(Dataset entries on figures)
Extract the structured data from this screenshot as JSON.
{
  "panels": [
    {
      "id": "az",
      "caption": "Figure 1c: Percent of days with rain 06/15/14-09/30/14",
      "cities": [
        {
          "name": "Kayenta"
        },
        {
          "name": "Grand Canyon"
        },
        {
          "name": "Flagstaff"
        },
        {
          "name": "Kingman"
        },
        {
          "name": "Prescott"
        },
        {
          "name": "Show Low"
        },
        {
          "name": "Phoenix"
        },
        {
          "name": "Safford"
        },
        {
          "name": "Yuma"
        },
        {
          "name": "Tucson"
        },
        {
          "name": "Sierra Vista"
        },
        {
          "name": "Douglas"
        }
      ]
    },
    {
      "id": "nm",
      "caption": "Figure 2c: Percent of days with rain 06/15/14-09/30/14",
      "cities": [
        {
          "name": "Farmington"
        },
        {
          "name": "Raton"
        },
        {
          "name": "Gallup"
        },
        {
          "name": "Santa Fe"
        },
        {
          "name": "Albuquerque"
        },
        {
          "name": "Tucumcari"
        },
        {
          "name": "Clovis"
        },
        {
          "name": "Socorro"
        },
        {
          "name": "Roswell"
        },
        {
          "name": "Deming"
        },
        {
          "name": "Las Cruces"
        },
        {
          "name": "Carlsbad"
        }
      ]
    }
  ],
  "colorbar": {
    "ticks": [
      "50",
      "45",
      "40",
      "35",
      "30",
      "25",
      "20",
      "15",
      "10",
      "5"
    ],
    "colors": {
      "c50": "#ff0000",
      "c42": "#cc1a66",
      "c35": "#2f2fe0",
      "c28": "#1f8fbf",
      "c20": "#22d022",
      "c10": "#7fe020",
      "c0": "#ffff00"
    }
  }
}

- _THE EXERCISE_:
Transcribe every record above exactly as it appears.

- _FULL SOLUTION_:
Extract the structured data from this screenshot as JSON.
{
  "panels": [
    {
      "id": "az",
      "caption": "Figure 1c: Percent of days with rain 06/15/14-09/30/14",
      "cities": [
        {
          "name": "Kayenta"
        },
        {
          "name": "Grand Canyon"
        },
        {
          "name": "Flagstaff"
        },
        {
          "name": "Kingman"
        },
        {
          "name": "Prescott"
        },
        {
          "name": "Show Low"
        },
        {
          "name": "Phoenix"
        },
        {
          "name": "Safford"
        },
        {
          "name": "Yuma"
        },
        {
          "name": "Tucson"
        },
        {
          "name": "Sierra Vista"
        },
        {
          "name": "Douglas"
        }
      ]
    },
    {
      "id": "nm",
      "caption": "Figure 2c: Percent of days with rain 06/15/14-09/30/14",
      "cities": [
        {
          "name": "Farmington"
        },
        {
          "name": "Raton"
        },
        {
          "name": "Gallup"
        },
        {
          "name": "Santa Fe"
        },
        {
          "name": "Albuquerque"
        },
        {
          "name": "Tucumcari"
        },
        {
          "name": "Clovis"
        },
        {
          "name": "Socorro"
        },
        {
          "name": "Roswell"
        },
        {
          "name": "Deming"
        },
        {
          "name": "Las Cruces"
        },
        {
          "name": "Carlsbad"
        }
      ]
    }
  ],
  "colorbar": {
    "ticks": [
      "50",
      "45",
      "40",
      "35",
      "30",
      "25",
      "20",
      "15",
      "10",
      "5"
    ],
    "colors": {
      "c50": "#ff0000",
      "c42": "#cc1a66",
      "c35": "#2f2fe0",
      "c28": "#1f8fbf",
      "c20": "#22d022",
      "c10": "#7fe020",
      "c0": "#ffff00"
    }
  }
}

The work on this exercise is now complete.